Exercise brief: Without including any images, reproduce each entry exactly.

Stored data entries:
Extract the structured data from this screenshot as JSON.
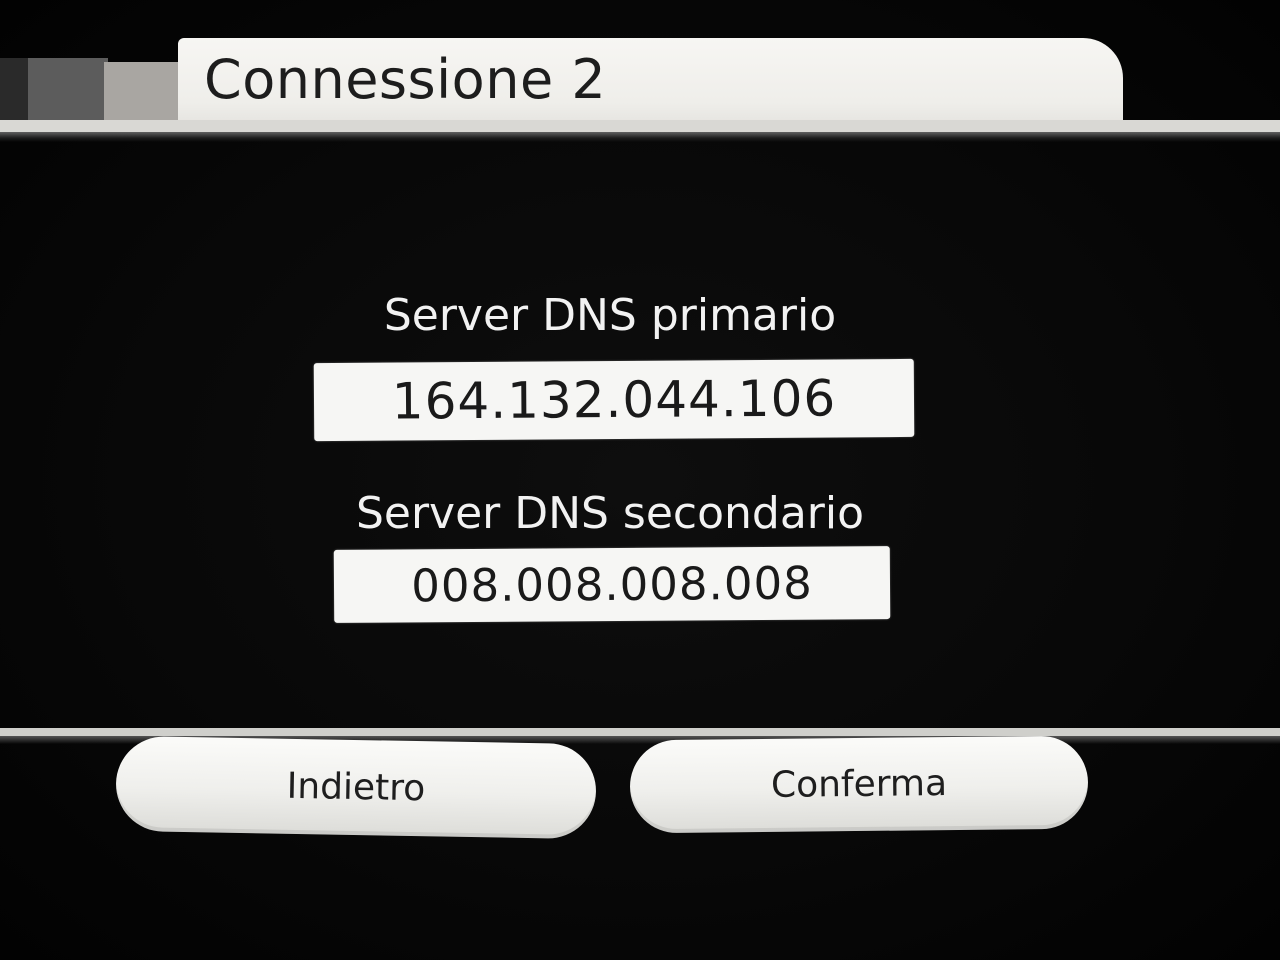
{
  "header": {
    "title": "Connessione 2"
  },
  "dns": {
    "primary_label": "Server DNS primario",
    "primary_value": "164.132.044.106",
    "secondary_label": "Server DNS secondario",
    "secondary_value": "008.008.008.008"
  },
  "footer": {
    "back_label": "Indietro",
    "confirm_label": "Conferma"
  },
  "colors": {
    "background": "#080808",
    "panel": "#f6f6f4",
    "text_dark": "#1a1a1a",
    "text_light": "#f2f2f2"
  }
}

Solution for this problem:
Extract the structured data from this screenshot as JSON.
{
  "header": {
    "title": "Connessione 2"
  },
  "dns": {
    "primary_label": "Server DNS primario",
    "primary_value": "164.132.044.106",
    "secondary_label": "Server DNS secondario",
    "secondary_value": "008.008.008.008"
  },
  "footer": {
    "back_label": "Indietro",
    "confirm_label": "Conferma"
  },
  "colors": {
    "background": "#080808",
    "panel": "#f6f6f4",
    "text_dark": "#1a1a1a",
    "text_light": "#f2f2f2"
  }
}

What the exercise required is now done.